TO BE DONE
Write out every entry exactly as it appears.

DATA IN THIS EXERCISE
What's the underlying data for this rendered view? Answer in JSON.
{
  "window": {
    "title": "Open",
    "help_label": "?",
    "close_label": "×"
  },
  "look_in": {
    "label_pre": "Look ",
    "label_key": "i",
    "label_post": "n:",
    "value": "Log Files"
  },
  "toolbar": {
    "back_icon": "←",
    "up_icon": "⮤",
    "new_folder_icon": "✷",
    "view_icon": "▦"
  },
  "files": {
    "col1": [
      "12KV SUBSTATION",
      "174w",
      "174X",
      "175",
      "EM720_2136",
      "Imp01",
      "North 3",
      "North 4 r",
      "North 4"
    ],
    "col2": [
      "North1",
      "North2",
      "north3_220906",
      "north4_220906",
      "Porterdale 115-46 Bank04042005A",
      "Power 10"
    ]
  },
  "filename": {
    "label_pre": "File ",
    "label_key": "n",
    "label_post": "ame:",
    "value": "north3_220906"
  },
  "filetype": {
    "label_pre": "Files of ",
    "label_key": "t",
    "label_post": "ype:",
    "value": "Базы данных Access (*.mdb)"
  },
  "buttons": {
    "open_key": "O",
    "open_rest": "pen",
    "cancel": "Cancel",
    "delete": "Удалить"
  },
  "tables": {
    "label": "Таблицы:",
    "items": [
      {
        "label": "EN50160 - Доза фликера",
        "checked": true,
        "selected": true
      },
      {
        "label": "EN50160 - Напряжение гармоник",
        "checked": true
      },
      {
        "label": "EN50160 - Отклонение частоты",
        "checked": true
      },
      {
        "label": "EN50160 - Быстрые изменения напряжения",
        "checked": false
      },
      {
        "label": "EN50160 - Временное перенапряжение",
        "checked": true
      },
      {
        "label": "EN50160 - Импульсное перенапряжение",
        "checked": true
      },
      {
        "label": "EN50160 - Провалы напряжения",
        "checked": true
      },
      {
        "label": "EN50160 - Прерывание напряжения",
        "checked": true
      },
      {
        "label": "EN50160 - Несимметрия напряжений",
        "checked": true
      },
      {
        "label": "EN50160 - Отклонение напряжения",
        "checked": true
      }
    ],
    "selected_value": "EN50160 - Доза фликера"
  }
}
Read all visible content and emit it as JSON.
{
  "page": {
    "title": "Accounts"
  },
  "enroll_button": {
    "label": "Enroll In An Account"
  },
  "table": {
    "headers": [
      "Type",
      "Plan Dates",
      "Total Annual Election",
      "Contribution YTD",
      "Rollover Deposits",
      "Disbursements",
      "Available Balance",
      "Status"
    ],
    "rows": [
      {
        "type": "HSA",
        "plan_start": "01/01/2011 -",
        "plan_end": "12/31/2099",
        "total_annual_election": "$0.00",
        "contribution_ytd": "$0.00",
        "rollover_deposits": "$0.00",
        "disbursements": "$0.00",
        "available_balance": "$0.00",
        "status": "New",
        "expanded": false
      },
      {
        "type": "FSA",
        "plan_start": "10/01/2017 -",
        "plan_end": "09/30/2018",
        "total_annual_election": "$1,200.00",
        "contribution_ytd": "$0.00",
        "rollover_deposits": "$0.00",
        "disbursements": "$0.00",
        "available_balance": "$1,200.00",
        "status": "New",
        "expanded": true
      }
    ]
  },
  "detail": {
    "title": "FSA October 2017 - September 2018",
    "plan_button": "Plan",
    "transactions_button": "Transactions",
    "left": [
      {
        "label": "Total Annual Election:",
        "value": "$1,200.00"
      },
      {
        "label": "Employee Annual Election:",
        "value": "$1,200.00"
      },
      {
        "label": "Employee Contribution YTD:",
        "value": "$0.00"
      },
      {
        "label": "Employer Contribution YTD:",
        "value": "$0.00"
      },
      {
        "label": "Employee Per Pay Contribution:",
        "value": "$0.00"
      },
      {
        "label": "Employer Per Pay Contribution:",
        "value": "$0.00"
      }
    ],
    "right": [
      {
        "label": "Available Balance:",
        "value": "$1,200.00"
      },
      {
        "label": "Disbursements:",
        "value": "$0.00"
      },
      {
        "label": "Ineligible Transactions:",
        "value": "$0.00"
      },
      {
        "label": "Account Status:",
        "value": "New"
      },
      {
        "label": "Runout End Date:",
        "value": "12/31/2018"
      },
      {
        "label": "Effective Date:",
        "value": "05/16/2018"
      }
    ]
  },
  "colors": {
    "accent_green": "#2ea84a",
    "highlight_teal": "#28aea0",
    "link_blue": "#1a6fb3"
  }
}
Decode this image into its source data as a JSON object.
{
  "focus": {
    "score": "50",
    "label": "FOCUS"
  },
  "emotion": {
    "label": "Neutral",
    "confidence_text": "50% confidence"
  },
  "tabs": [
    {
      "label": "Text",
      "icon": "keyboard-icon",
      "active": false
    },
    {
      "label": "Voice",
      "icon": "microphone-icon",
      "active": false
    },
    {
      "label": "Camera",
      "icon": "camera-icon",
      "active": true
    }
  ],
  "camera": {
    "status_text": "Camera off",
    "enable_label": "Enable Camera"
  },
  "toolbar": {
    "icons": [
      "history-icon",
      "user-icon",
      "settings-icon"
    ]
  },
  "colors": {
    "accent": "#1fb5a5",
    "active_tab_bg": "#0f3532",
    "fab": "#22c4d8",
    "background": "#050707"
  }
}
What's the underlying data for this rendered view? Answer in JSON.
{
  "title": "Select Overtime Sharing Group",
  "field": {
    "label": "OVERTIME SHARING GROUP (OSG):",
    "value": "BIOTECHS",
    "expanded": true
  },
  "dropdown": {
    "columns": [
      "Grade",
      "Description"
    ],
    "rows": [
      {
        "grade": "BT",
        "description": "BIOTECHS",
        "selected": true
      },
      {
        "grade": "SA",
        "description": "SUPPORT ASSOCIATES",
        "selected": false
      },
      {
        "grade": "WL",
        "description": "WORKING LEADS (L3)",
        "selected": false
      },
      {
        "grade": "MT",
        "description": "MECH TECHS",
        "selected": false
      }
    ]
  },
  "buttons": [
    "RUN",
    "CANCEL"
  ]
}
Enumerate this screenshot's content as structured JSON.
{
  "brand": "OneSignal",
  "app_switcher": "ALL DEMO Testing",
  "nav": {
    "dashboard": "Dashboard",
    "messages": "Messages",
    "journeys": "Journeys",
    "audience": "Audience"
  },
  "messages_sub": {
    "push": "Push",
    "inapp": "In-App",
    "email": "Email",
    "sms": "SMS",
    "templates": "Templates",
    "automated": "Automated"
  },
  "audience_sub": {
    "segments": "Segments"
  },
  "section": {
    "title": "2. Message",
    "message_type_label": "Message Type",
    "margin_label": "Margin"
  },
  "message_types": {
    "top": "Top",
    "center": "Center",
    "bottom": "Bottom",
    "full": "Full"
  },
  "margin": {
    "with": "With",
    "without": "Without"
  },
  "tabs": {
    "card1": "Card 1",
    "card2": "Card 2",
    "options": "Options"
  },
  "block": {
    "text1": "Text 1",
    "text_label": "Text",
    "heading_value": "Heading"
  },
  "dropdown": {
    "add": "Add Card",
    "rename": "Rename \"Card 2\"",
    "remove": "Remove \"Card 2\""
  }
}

SOLUTION FOR THIS PROBLEM
What's the underlying data for this rendered view? Answer in JSON.
{
  "window": {
    "title": "Open",
    "help_label": "?",
    "close_label": "×"
  },
  "look_in": {
    "label_pre": "Look ",
    "label_key": "i",
    "label_post": "n:",
    "value": "Log Files"
  },
  "toolbar": {
    "back_icon": "←",
    "up_icon": "⮤",
    "new_folder_icon": "✷",
    "view_icon": "▦"
  },
  "files": {
    "col1": [
      "12KV SUBSTATION",
      "174w",
      "174X",
      "175",
      "EM720_2136",
      "Imp01",
      "North 3",
      "North 4 r",
      "North 4"
    ],
    "col2": [
      "North1",
      "North2",
      "north3_220906",
      "north4_220906",
      "Porterdale 115-46 Bank04042005A",
      "Power 10"
    ]
  },
  "filename": {
    "label_pre": "File ",
    "label_key": "n",
    "label_post": "ame:",
    "value": "north3_220906"
  },
  "filetype": {
    "label_pre": "Files of ",
    "label_key": "t",
    "label_post": "ype:",
    "value": "Базы данных Access (*.mdb)"
  },
  "buttons": {
    "open_key": "O",
    "open_rest": "pen",
    "cancel": "Cancel",
    "delete": "Удалить"
  },
  "tables": {
    "label": "Таблицы:",
    "items": [
      {
        "label": "EN50160 - Доза фликера",
        "checked": true,
        "selected": true
      },
      {
        "label": "EN50160 - Напряжение гармоник",
        "checked": true
      },
      {
        "label": "EN50160 - Отклонение частоты",
        "checked": true
      },
      {
        "label": "EN50160 - Быстрые изменения напряжения",
        "checked": false
      },
      {
        "label": "EN50160 - Временное перенапряжение",
        "checked": true
      },
      {
        "label": "EN50160 - Импульсное перенапряжение",
        "checked": true
      },
      {
        "label": "EN50160 - Провалы напряжения",
        "checked": true
      },
      {
        "label": "EN50160 - Прерывание напряжения",
        "checked": true
      },
      {
        "label": "EN50160 - Несимметрия напряжений",
        "checked": true
      },
      {
        "label": "EN50160 - Отклонение напряжения",
        "checked": true
      }
    ],
    "selected_value": "EN50160 - Доза фликера"
  }
}
Read all visible content and emit it as JSON.
{
  "page": {
    "title": "Accounts"
  },
  "enroll_button": {
    "label": "Enroll In An Account"
  },
  "table": {
    "headers": [
      "Type",
      "Plan Dates",
      "Total Annual Election",
      "Contribution YTD",
      "Rollover Deposits",
      "Disbursements",
      "Available Balance",
      "Status"
    ],
    "rows": [
      {
        "type": "HSA",
        "plan_start": "01/01/2011 -",
        "plan_end": "12/31/2099",
        "total_annual_election": "$0.00",
        "contribution_ytd": "$0.00",
        "rollover_deposits": "$0.00",
        "disbursements": "$0.00",
        "available_balance": "$0.00",
        "status": "New",
        "expanded": false
      },
      {
        "type": "FSA",
        "plan_start": "10/01/2017 -",
        "plan_end": "09/30/2018",
        "total_annual_election": "$1,200.00",
        "contribution_ytd": "$0.00",
        "rollover_deposits": "$0.00",
        "disbursements": "$0.00",
        "available_balance": "$1,200.00",
        "status": "New",
        "expanded": true
      }
    ]
  },
  "detail": {
    "title": "FSA October 2017 - September 2018",
    "plan_button": "Plan",
    "transactions_button": "Transactions",
    "left": [
      {
        "label": "Total Annual Election:",
        "value": "$1,200.00"
      },
      {
        "label": "Employee Annual Election:",
        "value": "$1,200.00"
      },
      {
        "label": "Employee Contribution YTD:",
        "value": "$0.00"
      },
      {
        "label": "Employer Contribution YTD:",
        "value": "$0.00"
      },
      {
        "label": "Employee Per Pay Contribution:",
        "value": "$0.00"
      },
      {
        "label": "Employer Per Pay Contribution:",
        "value": "$0.00"
      }
    ],
    "right": [
      {
        "label": "Available Balance:",
        "value": "$1,200.00"
      },
      {
        "label": "Disbursements:",
        "value": "$0.00"
      },
      {
        "label": "Ineligible Transactions:",
        "value": "$0.00"
      },
      {
        "label": "Account Status:",
        "value": "New"
      },
      {
        "label": "Runout End Date:",
        "value": "12/31/2018"
      },
      {
        "label": "Effective Date:",
        "value": "05/16/2018"
      }
    ]
  },
  "colors": {
    "accent_green": "#2ea84a",
    "highlight_teal": "#28aea0",
    "link_blue": "#1a6fb3"
  }
}
Decode this image into its source data as a JSON object.
{
  "focus": {
    "score": "50",
    "label": "FOCUS"
  },
  "emotion": {
    "label": "Neutral",
    "confidence_text": "50% confidence"
  },
  "tabs": [
    {
      "label": "Text",
      "icon": "keyboard-icon",
      "active": false
    },
    {
      "label": "Voice",
      "icon": "microphone-icon",
      "active": false
    },
    {
      "label": "Camera",
      "icon": "camera-icon",
      "active": true
    }
  ],
  "camera": {
    "status_text": "Camera off",
    "enable_label": "Enable Camera"
  },
  "toolbar": {
    "icons": [
      "history-icon",
      "user-icon",
      "settings-icon"
    ]
  },
  "colors": {
    "accent": "#1fb5a5",
    "active_tab_bg": "#0f3532",
    "fab": "#22c4d8",
    "background": "#050707"
  }
}
What's the underlying data for this rendered view? Answer in JSON.
{
  "title": "Select Overtime Sharing Group",
  "field": {
    "label": "OVERTIME SHARING GROUP (OSG):",
    "value": "BIOTECHS",
    "expanded": true
  },
  "dropdown": {
    "columns": [
      "Grade",
      "Description"
    ],
    "rows": [
      {
        "grade": "BT",
        "description": "BIOTECHS",
        "selected": true
      },
      {
        "grade": "SA",
        "description": "SUPPORT ASSOCIATES",
        "selected": false
      },
      {
        "grade": "WL",
        "description": "WORKING LEADS (L3)",
        "selected": false
      },
      {
        "grade": "MT",
        "description": "MECH TECHS",
        "selected": false
      }
    ]
  },
  "buttons": [
    "RUN",
    "CANCEL"
  ]
}
Enumerate this screenshot's content as structured JSON.
{
  "brand": "OneSignal",
  "app_switcher": "ALL DEMO Testing",
  "nav": {
    "dashboard": "Dashboard",
    "messages": "Messages",
    "journeys": "Journeys",
    "audience": "Audience"
  },
  "messages_sub": {
    "push": "Push",
    "inapp": "In-App",
    "email": "Email",
    "sms": "SMS",
    "templates": "Templates",
    "automated": "Automated"
  },
  "audience_sub": {
    "segments": "Segments"
  },
  "section": {
    "title": "2. Message",
    "message_type_label": "Message Type",
    "margin_label": "Margin"
  },
  "message_types": {
    "top": "Top",
    "center": "Center",
    "bottom": "Bottom",
    "full": "Full"
  },
  "margin": {
    "with": "With",
    "without": "Without"
  },
  "tabs": {
    "card1": "Card 1",
    "card2": "Card 2",
    "options": "Options"
  },
  "block": {
    "text1": "Text 1",
    "text_label": "Text",
    "heading_value": "Heading"
  },
  "dropdown": {
    "add": "Add Card",
    "rename": "Rename \"Card 2\"",
    "remove": "Remove \"Card 2\""
  }
}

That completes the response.